Aim of the task
The word "offices" occurs in some lines of the data. Return each such line.

Start of Records supplied

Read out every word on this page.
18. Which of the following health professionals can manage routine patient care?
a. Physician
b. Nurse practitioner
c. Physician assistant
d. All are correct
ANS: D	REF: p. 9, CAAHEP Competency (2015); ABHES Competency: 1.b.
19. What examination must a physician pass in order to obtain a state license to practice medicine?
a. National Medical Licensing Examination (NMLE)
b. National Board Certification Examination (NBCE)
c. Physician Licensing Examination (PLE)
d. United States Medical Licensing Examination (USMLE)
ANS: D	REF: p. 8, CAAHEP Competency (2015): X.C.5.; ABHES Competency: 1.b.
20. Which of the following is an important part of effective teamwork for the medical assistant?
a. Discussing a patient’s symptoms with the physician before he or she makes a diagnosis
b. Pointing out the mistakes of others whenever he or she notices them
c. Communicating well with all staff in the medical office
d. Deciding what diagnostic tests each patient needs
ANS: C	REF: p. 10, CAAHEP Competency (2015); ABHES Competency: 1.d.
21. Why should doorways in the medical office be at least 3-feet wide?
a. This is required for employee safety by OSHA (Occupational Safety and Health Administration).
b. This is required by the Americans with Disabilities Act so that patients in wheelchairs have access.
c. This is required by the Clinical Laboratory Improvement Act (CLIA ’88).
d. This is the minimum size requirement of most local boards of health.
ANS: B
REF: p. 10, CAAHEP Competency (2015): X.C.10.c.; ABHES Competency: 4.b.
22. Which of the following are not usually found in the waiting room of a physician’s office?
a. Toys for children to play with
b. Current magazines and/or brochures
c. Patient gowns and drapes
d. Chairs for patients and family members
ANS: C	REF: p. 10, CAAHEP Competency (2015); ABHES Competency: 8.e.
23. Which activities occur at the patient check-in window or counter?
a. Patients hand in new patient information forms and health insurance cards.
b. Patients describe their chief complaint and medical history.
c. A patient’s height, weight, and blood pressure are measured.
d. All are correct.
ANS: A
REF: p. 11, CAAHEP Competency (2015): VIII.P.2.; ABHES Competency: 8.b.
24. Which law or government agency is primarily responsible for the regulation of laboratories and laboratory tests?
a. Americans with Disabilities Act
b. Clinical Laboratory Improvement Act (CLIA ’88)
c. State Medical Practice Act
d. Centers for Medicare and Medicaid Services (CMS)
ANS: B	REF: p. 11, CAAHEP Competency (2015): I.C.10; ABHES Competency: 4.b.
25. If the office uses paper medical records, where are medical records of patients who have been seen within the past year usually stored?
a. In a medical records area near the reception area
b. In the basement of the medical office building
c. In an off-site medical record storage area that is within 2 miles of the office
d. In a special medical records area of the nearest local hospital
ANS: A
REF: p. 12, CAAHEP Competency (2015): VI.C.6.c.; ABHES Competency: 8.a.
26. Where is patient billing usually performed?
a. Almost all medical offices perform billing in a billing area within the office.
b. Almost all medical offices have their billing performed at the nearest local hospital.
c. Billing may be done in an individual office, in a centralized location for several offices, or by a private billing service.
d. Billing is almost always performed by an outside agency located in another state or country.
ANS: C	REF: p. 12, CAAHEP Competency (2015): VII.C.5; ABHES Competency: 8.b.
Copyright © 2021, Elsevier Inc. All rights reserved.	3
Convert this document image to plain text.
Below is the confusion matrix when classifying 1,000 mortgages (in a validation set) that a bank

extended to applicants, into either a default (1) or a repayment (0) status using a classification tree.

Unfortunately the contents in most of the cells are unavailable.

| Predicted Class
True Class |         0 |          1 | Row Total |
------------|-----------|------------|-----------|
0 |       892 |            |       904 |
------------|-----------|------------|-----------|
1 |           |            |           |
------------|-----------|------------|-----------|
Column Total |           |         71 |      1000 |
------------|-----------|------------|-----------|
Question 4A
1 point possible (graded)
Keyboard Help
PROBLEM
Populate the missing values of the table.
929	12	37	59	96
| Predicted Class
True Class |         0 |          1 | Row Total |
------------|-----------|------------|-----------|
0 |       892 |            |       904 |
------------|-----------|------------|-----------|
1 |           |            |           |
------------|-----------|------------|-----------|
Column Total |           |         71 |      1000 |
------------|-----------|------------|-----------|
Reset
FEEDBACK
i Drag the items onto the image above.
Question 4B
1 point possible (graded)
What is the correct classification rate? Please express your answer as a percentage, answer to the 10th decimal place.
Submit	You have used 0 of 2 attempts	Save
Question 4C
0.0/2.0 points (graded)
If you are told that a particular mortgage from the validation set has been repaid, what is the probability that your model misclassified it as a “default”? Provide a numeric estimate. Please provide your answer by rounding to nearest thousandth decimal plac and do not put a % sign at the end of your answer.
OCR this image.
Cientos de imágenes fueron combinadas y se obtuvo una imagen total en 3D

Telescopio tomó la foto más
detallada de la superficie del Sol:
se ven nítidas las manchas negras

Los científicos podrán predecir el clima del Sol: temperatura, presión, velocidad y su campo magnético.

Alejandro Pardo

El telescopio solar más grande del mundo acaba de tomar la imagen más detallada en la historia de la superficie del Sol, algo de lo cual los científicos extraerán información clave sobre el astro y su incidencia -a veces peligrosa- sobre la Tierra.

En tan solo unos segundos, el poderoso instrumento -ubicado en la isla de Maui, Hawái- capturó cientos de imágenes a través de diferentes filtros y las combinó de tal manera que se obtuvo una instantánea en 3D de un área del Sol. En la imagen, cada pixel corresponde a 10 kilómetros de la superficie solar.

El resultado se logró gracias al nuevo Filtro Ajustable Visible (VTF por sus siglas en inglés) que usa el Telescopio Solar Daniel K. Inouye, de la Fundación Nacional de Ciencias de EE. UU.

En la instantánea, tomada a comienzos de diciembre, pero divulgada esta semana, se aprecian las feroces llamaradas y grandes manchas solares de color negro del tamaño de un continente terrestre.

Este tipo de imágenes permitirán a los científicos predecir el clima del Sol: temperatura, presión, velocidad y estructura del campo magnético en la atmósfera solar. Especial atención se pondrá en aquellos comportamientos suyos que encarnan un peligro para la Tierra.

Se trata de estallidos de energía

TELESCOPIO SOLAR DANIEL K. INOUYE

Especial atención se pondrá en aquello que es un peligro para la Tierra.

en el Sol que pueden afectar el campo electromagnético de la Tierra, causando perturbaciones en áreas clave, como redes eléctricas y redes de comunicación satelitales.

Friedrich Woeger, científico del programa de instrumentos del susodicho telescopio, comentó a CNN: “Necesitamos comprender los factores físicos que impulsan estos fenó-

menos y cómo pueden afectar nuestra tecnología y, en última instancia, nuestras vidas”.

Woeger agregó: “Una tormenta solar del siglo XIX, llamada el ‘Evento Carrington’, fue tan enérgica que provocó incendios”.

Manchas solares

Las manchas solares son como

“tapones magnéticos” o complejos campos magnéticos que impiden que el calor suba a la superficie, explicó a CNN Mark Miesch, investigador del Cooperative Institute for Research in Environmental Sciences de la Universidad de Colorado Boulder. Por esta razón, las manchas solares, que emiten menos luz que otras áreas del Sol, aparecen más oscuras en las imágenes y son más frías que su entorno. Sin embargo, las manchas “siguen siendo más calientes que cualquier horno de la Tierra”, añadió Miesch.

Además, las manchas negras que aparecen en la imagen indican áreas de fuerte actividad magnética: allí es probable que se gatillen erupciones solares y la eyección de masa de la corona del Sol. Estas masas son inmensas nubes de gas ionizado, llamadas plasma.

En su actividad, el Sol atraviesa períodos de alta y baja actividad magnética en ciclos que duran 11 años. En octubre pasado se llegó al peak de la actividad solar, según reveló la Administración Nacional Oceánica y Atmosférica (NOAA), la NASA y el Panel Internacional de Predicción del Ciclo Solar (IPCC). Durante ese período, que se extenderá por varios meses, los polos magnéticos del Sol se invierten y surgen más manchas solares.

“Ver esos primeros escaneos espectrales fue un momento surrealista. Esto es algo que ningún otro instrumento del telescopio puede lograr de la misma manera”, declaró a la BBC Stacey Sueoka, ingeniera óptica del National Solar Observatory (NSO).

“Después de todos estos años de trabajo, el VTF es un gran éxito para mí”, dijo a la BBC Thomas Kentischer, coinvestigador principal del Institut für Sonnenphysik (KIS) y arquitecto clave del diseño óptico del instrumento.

End of Records supplied

Answer to this exercise
a. Almost all medical offices perform billing in a billing area within the office.
b. Almost all medical offices have their billing performed at the nearest local hospital.
c. Billing may be done in an individual office, in a centralized location for several offices, or by a private billing service.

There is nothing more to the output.